* _Text to read_:

It’s offseason time. These seven players will sign deals that won’t pay them what they’re worth, and some are taking pay cuts to chase titles. Others can’t quite get market value because their weaknesses shine brighter than their elite, niche skills.
Vince Carter, SG/SF, Unrestricted
2016-17 Per-Game Stats: 8.0 points, 3.1 rebounds, 1.8 assists, 0.8 steals, 0.5 blocks
Vince Carter may be old, but he’s still a solid veteran for any team in the league. Couple that with his above-average NBA Math’s total points added (TPA) metric, he’s certainly able to prove that Father Time has little impact on his game.
Omri Casspi, SF, Unrestricted
2016-17 Per-Game Stats: 5.2 points, 3.1 rebounds, 1.0 assists, 0.6 steals, 0.1 blocks
Little Omri Casspi did during the 2016-17 campaign deserves much recognition. He played pretty poorly in his 22 games with the Sacramento Kings after he was inexplicably buried on the bench, suffered a thumb injury during his first game with the New Orleans Pelicans (after being traded with DeMarcus Cousins), and then failed to find his outside shot after landing with the Minnesota Timberwolves.
But if your rewind a year, Casspi had an 11.8 points, 5.9 rebounds, and 1.4 assists per game season while shooting 48.1 percent from the field and 40.9 percent from beyond the arc.
Darren Collison, PG, Unrestricted
2016-17 Per-Game Stats: 13.2 points, 2.3 rebounds, 4.6 assists, 1.0 steals, 0.1 blocks
Three things make this 29-year old such a great value on the offensive end: his knack for finding open teammates (24.5 assist percentage), his perimeter shooting (41.7 percent on 2.6 three-point attempts per game), and his ability to minimize turnovers (12.6 turnover percentage).

* _Collected data_:
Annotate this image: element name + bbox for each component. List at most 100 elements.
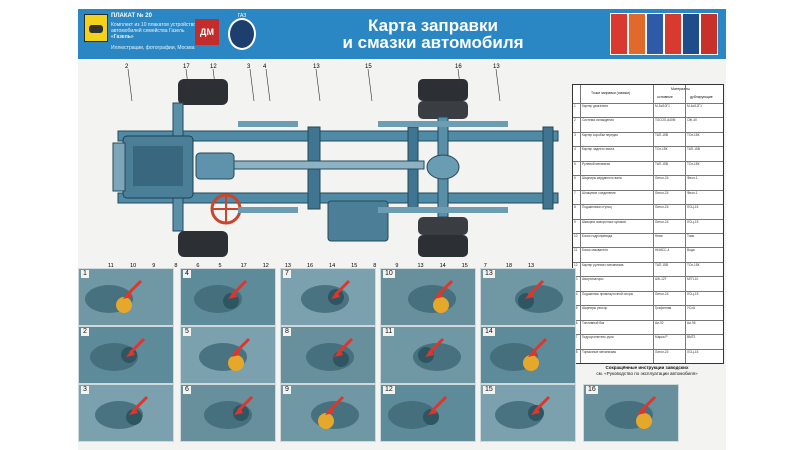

* _Written exercise_: Revise the passage on NBA free agents between "Omri Casspi, SF, Unrestricted" and "the Minnesota Timberwolves.", inclusive, putting "quite poorly" in place of "pretty poorly". Answer using only the passage on NBA free agents.

* _Written answer_:
Omri Casspi, SF, Unrestricted
2016-17 Per-Game Stats: 5.2 points, 3.1 rebounds, 1.0 assists, 0.6 steals, 0.1 blocks
Little Omri Casspi did during the 2016-17 campaign deserves much recognition. He played quite poorly in his 22 games with the Sacramento Kings after he was inexplicably buried on the bench, suffered a thumb injury during his first game with the New Orleans Pelicans (after being traded with DeMarcus Cousins), and then failed to find his outside shot after landing with the Minnesota Timberwolves.